◆ JOB: The records underneath are to be repeated exactly, with the pictures left out.

◆ DATA PROVIDED:
# # # # #
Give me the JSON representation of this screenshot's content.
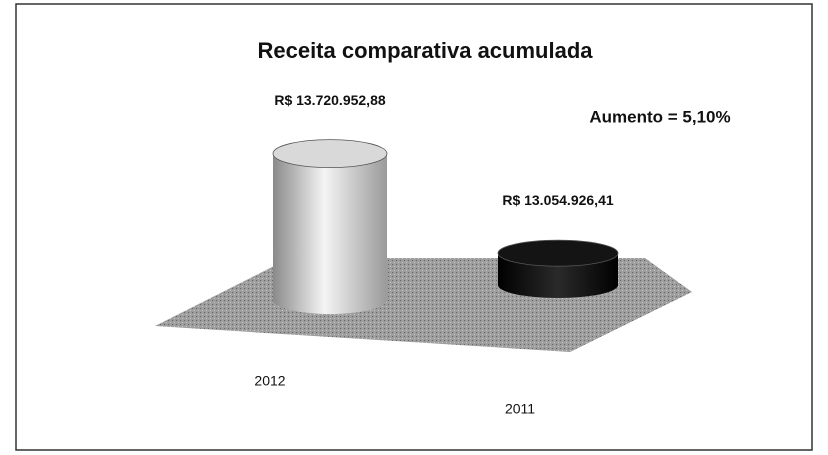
{
  "chart_data": {
    "type": "bar3d",
    "title": "Receita comparativa acumulada",
    "annotation": "Aumento = 5,10%",
    "categories": [
      "2012",
      "2011"
    ],
    "values": [
      13720952.88,
      13054926.41
    ],
    "value_labels": [
      "R$ 13.720.952,88",
      "R$ 13.054.926,41"
    ],
    "colors": [
      "#d9d9d9",
      "#141414"
    ],
    "ylim": [
      12870000,
      13800000
    ]
  }
}
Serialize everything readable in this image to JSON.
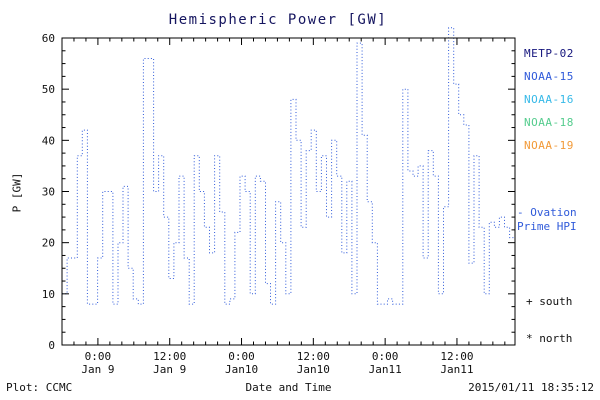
{
  "chart_data": {
    "type": "line",
    "style": "dotted-step-line",
    "title": "Hemispheric Power [GW]",
    "xlabel": "Date and Time",
    "ylabel": "P [GW]",
    "ylim": [
      0,
      60
    ],
    "y_ticks": [
      0,
      10,
      20,
      30,
      40,
      50,
      60
    ],
    "grid": false,
    "legend_position": "right",
    "x_range_hours": [
      0,
      75.7
    ],
    "x_ticks": [
      {
        "hour": 6,
        "time": "0:00",
        "date": "Jan 9"
      },
      {
        "hour": 18,
        "time": "12:00",
        "date": "Jan 9"
      },
      {
        "hour": 30,
        "time": "0:00",
        "date": "Jan10"
      },
      {
        "hour": 42,
        "time": "12:00",
        "date": "Jan10"
      },
      {
        "hour": 54,
        "time": "0:00",
        "date": "Jan11"
      },
      {
        "hour": 66,
        "time": "12:00",
        "date": "Jan11"
      }
    ],
    "series": [
      {
        "name": "Ovation Prime HPI",
        "color": "#2f5ada",
        "start_hour": 0,
        "dt_hours": 0.85,
        "values": [
          10,
          17,
          17,
          37,
          42,
          8,
          8,
          17,
          30,
          30,
          8,
          20,
          31,
          15,
          9,
          8,
          56,
          56,
          30,
          37,
          25,
          13,
          20,
          33,
          17,
          8,
          37,
          30,
          23,
          18,
          37,
          26,
          8,
          9,
          22,
          33,
          30,
          10,
          33,
          32,
          12,
          8,
          28,
          20,
          10,
          48,
          40,
          23,
          38,
          42,
          30,
          37,
          25,
          40,
          33,
          18,
          32,
          10,
          59,
          41,
          28,
          20,
          8,
          8,
          9,
          8,
          8,
          50,
          34,
          33,
          35,
          17,
          38,
          33,
          10,
          27,
          62,
          51,
          45,
          43,
          16,
          37,
          23,
          10,
          24,
          23,
          25,
          23,
          21
        ]
      }
    ]
  },
  "legend": {
    "satellites": [
      {
        "label": "METP-02",
        "color": "#15157d"
      },
      {
        "label": "NOAA-15",
        "color": "#2f5ada"
      },
      {
        "label": "NOAA-16",
        "color": "#36b9e8"
      },
      {
        "label": "NOAA-18",
        "color": "#55cc8e"
      },
      {
        "label": "NOAA-19",
        "color": "#f29a38"
      }
    ],
    "ovation_line1": "- Ovation",
    "ovation_line2": "Prime HPI",
    "ovation_color": "#2f5ada",
    "markers": [
      {
        "symbol": "+",
        "label": "south"
      },
      {
        "symbol": "*",
        "label": "north"
      }
    ]
  },
  "footer": {
    "credit": "Plot: CCMC",
    "timestamp": "2015/01/11 18:35:12"
  }
}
# # # # #
◆ SOLVED EXERCISE:
Give me the JSON representation of this screenshot's content.
{
  "chart_data": {
    "type": "bar3d",
    "title": "Receita comparativa acumulada",
    "annotation": "Aumento = 5,10%",
    "categories": [
      "2012",
      "2011"
    ],
    "values": [
      13720952.88,
      13054926.41
    ],
    "value_labels": [
      "R$ 13.720.952,88",
      "R$ 13.054.926,41"
    ],
    "colors": [
      "#d9d9d9",
      "#141414"
    ],
    "ylim": [
      12870000,
      13800000
    ]
  }
}
Serialize everything readable in this image to JSON.
{
  "chart_data": {
    "type": "line",
    "style": "dotted-step-line",
    "title": "Hemispheric Power [GW]",
    "xlabel": "Date and Time",
    "ylabel": "P [GW]",
    "ylim": [
      0,
      60
    ],
    "y_ticks": [
      0,
      10,
      20,
      30,
      40,
      50,
      60
    ],
    "grid": false,
    "legend_position": "right",
    "x_range_hours": [
      0,
      75.7
    ],
    "x_ticks": [
      {
        "hour": 6,
        "time": "0:00",
        "date": "Jan 9"
      },
      {
        "hour": 18,
        "time": "12:00",
        "date": "Jan 9"
      },
      {
        "hour": 30,
        "time": "0:00",
        "date": "Jan10"
      },
      {
        "hour": 42,
        "time": "12:00",
        "date": "Jan10"
      },
      {
        "hour": 54,
        "time": "0:00",
        "date": "Jan11"
      },
      {
        "hour": 66,
        "time": "12:00",
        "date": "Jan11"
      }
    ],
    "series": [
      {
        "name": "Ovation Prime HPI",
        "color": "#2f5ada",
        "start_hour": 0,
        "dt_hours": 0.85,
        "values": [
          10,
          17,
          17,
          37,
          42,
          8,
          8,
          17,
          30,
          30,
          8,
          20,
          31,
          15,
          9,
          8,
          56,
          56,
          30,
          37,
          25,
          13,
          20,
          33,
          17,
          8,
          37,
          30,
          23,
          18,
          37,
          26,
          8,
          9,
          22,
          33,
          30,
          10,
          33,
          32,
          12,
          8,
          28,
          20,
          10,
          48,
          40,
          23,
          38,
          42,
          30,
          37,
          25,
          40,
          33,
          18,
          32,
          10,
          59,
          41,
          28,
          20,
          8,
          8,
          9,
          8,
          8,
          50,
          34,
          33,
          35,
          17,
          38,
          33,
          10,
          27,
          62,
          51,
          45,
          43,
          16,
          37,
          23,
          10,
          24,
          23,
          25,
          23,
          21
        ]
      }
    ]
  },
  "legend": {
    "satellites": [
      {
        "label": "METP-02",
        "color": "#15157d"
      },
      {
        "label": "NOAA-15",
        "color": "#2f5ada"
      },
      {
        "label": "NOAA-16",
        "color": "#36b9e8"
      },
      {
        "label": "NOAA-18",
        "color": "#55cc8e"
      },
      {
        "label": "NOAA-19",
        "color": "#f29a38"
      }
    ],
    "ovation_line1": "- Ovation",
    "ovation_line2": "Prime HPI",
    "ovation_color": "#2f5ada",
    "markers": [
      {
        "symbol": "+",
        "label": "south"
      },
      {
        "symbol": "*",
        "label": "north"
      }
    ]
  },
  "footer": {
    "credit": "Plot: CCMC",
    "timestamp": "2015/01/11 18:35:12"
  }
}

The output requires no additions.